[START OF Entries shown]

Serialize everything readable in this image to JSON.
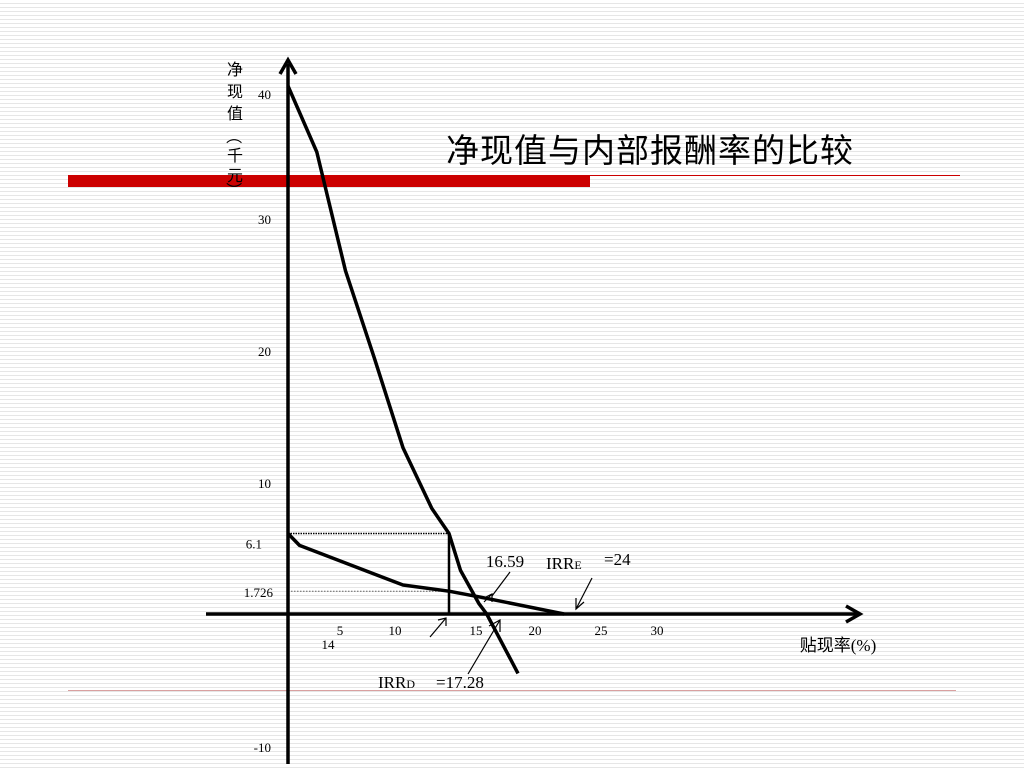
{
  "slide": {
    "title": "净现值与内部报酬率的比较",
    "accent_color": "#cc0000"
  },
  "chart_data": {
    "type": "line",
    "ylabel": "净现值（千元）",
    "xlabel": "贴现率(%)",
    "yticks": [
      40,
      30,
      20,
      10,
      -10
    ],
    "xticks": [
      5,
      10,
      15,
      20,
      25,
      30
    ],
    "ylim": [
      -10,
      40
    ],
    "xlim": [
      0,
      30
    ],
    "grid": false,
    "series": [
      {
        "values_x": [
          0,
          2.5,
          5,
          7.5,
          10,
          12.5,
          14,
          15,
          16.59,
          17.28,
          20
        ],
        "values_y": [
          40,
          35,
          26,
          19.4,
          12.6,
          8,
          6.1,
          3.3,
          0.8,
          0,
          -4.5
        ]
      },
      {
        "values_x": [
          0,
          1,
          10,
          14,
          16.59,
          24
        ],
        "values_y": [
          6.1,
          5.2,
          2.2,
          1.726,
          1.3,
          0
        ]
      }
    ],
    "reference_values": {
      "y_6_1": "6.1",
      "y_1_726": "1.726",
      "x_14": "14"
    },
    "annotations": {
      "a16_59": "16.59",
      "irr_e_main": "IRR",
      "irr_e_sub": "E",
      "irr_e_value": "=24",
      "irr_d_main": "IRR",
      "irr_d_sub": "D",
      "irr_d_value": "=17.28"
    }
  }
}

[END OF Entries shown]

__What the task requires__
Leave out the pictures and transcribe everything else exactly.

__Answer to this exercise__
Serialize everything readable in this image to JSON.
{
  "slide": {
    "title": "净现值与内部报酬率的比较",
    "accent_color": "#cc0000"
  },
  "chart_data": {
    "type": "line",
    "ylabel": "净现值（千元）",
    "xlabel": "贴现率(%)",
    "yticks": [
      40,
      30,
      20,
      10,
      -10
    ],
    "xticks": [
      5,
      10,
      15,
      20,
      25,
      30
    ],
    "ylim": [
      -10,
      40
    ],
    "xlim": [
      0,
      30
    ],
    "grid": false,
    "series": [
      {
        "values_x": [
          0,
          2.5,
          5,
          7.5,
          10,
          12.5,
          14,
          15,
          16.59,
          17.28,
          20
        ],
        "values_y": [
          40,
          35,
          26,
          19.4,
          12.6,
          8,
          6.1,
          3.3,
          0.8,
          0,
          -4.5
        ]
      },
      {
        "values_x": [
          0,
          1,
          10,
          14,
          16.59,
          24
        ],
        "values_y": [
          6.1,
          5.2,
          2.2,
          1.726,
          1.3,
          0
        ]
      }
    ],
    "reference_values": {
      "y_6_1": "6.1",
      "y_1_726": "1.726",
      "x_14": "14"
    },
    "annotations": {
      "a16_59": "16.59",
      "irr_e_main": "IRR",
      "irr_e_sub": "E",
      "irr_e_value": "=24",
      "irr_d_main": "IRR",
      "irr_d_sub": "D",
      "irr_d_value": "=17.28"
    }
  }
}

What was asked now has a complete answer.